▸ **What to work on**:
Copy out these items again, swapping every "tears-of-joy-emoji" for "laughing-emoji" and keeping everything else the same.

— START Records provided —

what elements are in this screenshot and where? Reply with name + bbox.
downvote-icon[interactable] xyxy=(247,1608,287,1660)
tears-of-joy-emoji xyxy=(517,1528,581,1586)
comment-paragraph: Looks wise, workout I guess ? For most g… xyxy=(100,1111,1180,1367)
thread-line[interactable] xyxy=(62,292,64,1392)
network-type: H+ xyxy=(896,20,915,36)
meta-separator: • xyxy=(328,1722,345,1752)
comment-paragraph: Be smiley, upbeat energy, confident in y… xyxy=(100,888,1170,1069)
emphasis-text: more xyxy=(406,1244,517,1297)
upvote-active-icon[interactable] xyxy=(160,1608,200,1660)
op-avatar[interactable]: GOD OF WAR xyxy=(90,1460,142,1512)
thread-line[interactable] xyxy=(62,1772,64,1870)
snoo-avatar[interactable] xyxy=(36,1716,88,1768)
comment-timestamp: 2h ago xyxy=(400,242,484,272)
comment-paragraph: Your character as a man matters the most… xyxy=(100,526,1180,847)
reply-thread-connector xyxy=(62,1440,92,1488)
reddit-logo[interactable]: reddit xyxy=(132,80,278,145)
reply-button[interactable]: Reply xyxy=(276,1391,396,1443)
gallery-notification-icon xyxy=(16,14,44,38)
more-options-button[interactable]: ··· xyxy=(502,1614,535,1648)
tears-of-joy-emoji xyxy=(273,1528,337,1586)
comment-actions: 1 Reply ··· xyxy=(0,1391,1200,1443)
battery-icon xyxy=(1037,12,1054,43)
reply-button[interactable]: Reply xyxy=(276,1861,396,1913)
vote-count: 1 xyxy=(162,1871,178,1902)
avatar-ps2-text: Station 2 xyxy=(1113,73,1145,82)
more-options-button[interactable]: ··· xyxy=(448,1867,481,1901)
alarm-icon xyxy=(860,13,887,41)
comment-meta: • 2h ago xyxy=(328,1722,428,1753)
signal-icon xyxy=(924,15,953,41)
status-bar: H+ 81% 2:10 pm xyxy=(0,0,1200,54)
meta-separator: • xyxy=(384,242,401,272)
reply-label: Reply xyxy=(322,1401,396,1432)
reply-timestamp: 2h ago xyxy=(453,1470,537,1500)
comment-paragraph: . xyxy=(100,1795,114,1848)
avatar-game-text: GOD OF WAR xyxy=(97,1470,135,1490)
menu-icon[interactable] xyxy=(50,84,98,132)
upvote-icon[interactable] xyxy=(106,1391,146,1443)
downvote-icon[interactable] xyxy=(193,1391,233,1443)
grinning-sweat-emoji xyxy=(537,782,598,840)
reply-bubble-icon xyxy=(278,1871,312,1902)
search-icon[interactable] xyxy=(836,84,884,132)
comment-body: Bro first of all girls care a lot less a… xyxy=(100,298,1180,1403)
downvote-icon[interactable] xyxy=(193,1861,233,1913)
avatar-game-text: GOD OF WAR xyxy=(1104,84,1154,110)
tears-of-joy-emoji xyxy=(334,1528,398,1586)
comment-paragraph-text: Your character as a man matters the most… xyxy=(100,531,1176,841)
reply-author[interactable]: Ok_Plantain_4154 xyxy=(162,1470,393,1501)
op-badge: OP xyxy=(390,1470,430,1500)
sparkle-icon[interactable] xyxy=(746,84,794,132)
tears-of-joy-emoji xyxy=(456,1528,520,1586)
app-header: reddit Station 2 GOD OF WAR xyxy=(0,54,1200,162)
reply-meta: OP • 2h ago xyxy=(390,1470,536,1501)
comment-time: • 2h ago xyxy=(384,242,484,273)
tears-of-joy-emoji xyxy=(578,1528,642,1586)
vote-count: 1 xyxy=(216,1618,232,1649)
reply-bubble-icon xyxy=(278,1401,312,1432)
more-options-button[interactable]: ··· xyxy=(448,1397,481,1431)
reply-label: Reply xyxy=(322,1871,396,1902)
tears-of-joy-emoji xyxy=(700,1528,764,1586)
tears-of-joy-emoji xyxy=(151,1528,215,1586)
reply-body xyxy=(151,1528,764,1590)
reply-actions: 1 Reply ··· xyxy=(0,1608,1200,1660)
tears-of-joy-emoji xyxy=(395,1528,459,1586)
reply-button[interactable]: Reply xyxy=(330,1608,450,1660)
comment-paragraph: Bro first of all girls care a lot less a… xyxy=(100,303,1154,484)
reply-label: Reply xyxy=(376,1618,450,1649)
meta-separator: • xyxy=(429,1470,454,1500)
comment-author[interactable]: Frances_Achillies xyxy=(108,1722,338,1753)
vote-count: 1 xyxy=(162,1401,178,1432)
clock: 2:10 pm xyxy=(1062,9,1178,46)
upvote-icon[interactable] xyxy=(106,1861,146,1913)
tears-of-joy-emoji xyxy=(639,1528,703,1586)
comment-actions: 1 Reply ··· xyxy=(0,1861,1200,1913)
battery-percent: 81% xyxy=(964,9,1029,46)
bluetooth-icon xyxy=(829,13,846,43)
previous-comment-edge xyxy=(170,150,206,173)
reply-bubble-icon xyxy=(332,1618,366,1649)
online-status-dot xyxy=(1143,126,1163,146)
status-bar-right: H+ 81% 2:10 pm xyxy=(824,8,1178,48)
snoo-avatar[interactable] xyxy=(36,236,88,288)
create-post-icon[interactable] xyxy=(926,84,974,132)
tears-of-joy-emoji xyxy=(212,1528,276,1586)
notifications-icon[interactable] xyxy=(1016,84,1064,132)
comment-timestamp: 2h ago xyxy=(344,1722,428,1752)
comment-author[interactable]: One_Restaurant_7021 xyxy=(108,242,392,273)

— END Records provided —

▸ **Task result**:
what elements are in this screenshot and where? Reply with name + bbox.
downvote-icon[interactable] xyxy=(247,1608,287,1660)
laughing-emoji xyxy=(517,1528,581,1586)
comment-paragraph: Looks wise, workout I guess ? For most g… xyxy=(100,1111,1180,1367)
thread-line[interactable] xyxy=(62,292,64,1392)
network-type: H+ xyxy=(896,20,915,36)
meta-separator: • xyxy=(328,1722,345,1752)
comment-paragraph: Be smiley, upbeat energy, confident in y… xyxy=(100,888,1170,1069)
emphasis-text: more xyxy=(406,1244,517,1297)
upvote-active-icon[interactable] xyxy=(160,1608,200,1660)
op-avatar[interactable]: GOD OF WAR xyxy=(90,1460,142,1512)
thread-line[interactable] xyxy=(62,1772,64,1870)
snoo-avatar[interactable] xyxy=(36,1716,88,1768)
comment-timestamp: 2h ago xyxy=(400,242,484,272)
comment-paragraph: Your character as a man matters the most… xyxy=(100,526,1180,847)
reply-thread-connector xyxy=(62,1440,92,1488)
reddit-logo[interactable]: reddit xyxy=(132,80,278,145)
reply-button[interactable]: Reply xyxy=(276,1391,396,1443)
gallery-notification-icon xyxy=(16,14,44,38)
more-options-button[interactable]: ··· xyxy=(502,1614,535,1648)
laughing-emoji xyxy=(273,1528,337,1586)
comment-actions: 1 Reply ··· xyxy=(0,1391,1200,1443)
battery-icon xyxy=(1037,12,1054,43)
reply-button[interactable]: Reply xyxy=(276,1861,396,1913)
vote-count: 1 xyxy=(162,1871,178,1902)
avatar-ps2-text: Station 2 xyxy=(1113,73,1145,82)
more-options-button[interactable]: ··· xyxy=(448,1867,481,1901)
alarm-icon xyxy=(860,13,887,41)
comment-meta: • 2h ago xyxy=(328,1722,428,1753)
signal-icon xyxy=(924,15,953,41)
status-bar: H+ 81% 2:10 pm xyxy=(0,0,1200,54)
meta-separator: • xyxy=(384,242,401,272)
reply-label: Reply xyxy=(322,1401,396,1432)
reply-timestamp: 2h ago xyxy=(453,1470,537,1500)
comment-paragraph: . xyxy=(100,1795,114,1848)
avatar-game-text: GOD OF WAR xyxy=(97,1470,135,1490)
menu-icon[interactable] xyxy=(50,84,98,132)
upvote-icon[interactable] xyxy=(106,1391,146,1443)
downvote-icon[interactable] xyxy=(193,1391,233,1443)
grinning-sweat-emoji xyxy=(537,782,598,840)
reply-bubble-icon xyxy=(278,1871,312,1902)
search-icon[interactable] xyxy=(836,84,884,132)
comment-body: Bro first of all girls care a lot less a… xyxy=(100,298,1180,1403)
downvote-icon[interactable] xyxy=(193,1861,233,1913)
avatar-game-text: GOD OF WAR xyxy=(1104,84,1154,110)
laughing-emoji xyxy=(334,1528,398,1586)
comment-paragraph-text: Your character as a man matters the most… xyxy=(100,531,1176,841)
reply-author[interactable]: Ok_Plantain_4154 xyxy=(162,1470,393,1501)
op-badge: OP xyxy=(390,1470,430,1500)
sparkle-icon[interactable] xyxy=(746,84,794,132)
laughing-emoji xyxy=(456,1528,520,1586)
app-header: reddit Station 2 GOD OF WAR xyxy=(0,54,1200,162)
reply-meta: OP • 2h ago xyxy=(390,1470,536,1501)
comment-time: • 2h ago xyxy=(384,242,484,273)
laughing-emoji xyxy=(578,1528,642,1586)
vote-count: 1 xyxy=(216,1618,232,1649)
reply-bubble-icon xyxy=(278,1401,312,1432)
more-options-button[interactable]: ··· xyxy=(448,1397,481,1431)
reply-label: Reply xyxy=(322,1871,396,1902)
laughing-emoji xyxy=(700,1528,764,1586)
laughing-emoji xyxy=(151,1528,215,1586)
reply-body xyxy=(151,1528,764,1590)
reply-actions: 1 Reply ··· xyxy=(0,1608,1200,1660)
laughing-emoji xyxy=(395,1528,459,1586)
reply-button[interactable]: Reply xyxy=(330,1608,450,1660)
comment-paragraph: Bro first of all girls care a lot less a… xyxy=(100,303,1154,484)
reply-label: Reply xyxy=(376,1618,450,1649)
meta-separator: • xyxy=(429,1470,454,1500)
comment-author[interactable]: Frances_Achillies xyxy=(108,1722,338,1753)
vote-count: 1 xyxy=(162,1401,178,1432)
clock: 2:10 pm xyxy=(1062,9,1178,46)
upvote-icon[interactable] xyxy=(106,1861,146,1913)
laughing-emoji xyxy=(639,1528,703,1586)
comment-actions: 1 Reply ··· xyxy=(0,1861,1200,1913)
battery-percent: 81% xyxy=(964,9,1029,46)
bluetooth-icon xyxy=(829,13,846,43)
previous-comment-edge xyxy=(170,150,206,173)
reply-bubble-icon xyxy=(332,1618,366,1649)
online-status-dot xyxy=(1143,126,1163,146)
status-bar-right: H+ 81% 2:10 pm xyxy=(824,8,1178,48)
snoo-avatar[interactable] xyxy=(36,236,88,288)
create-post-icon[interactable] xyxy=(926,84,974,132)
laughing-emoji xyxy=(212,1528,276,1586)
notifications-icon[interactable] xyxy=(1016,84,1064,132)
comment-timestamp: 2h ago xyxy=(344,1722,428,1752)
comment-author[interactable]: One_Restaurant_7021 xyxy=(108,242,392,273)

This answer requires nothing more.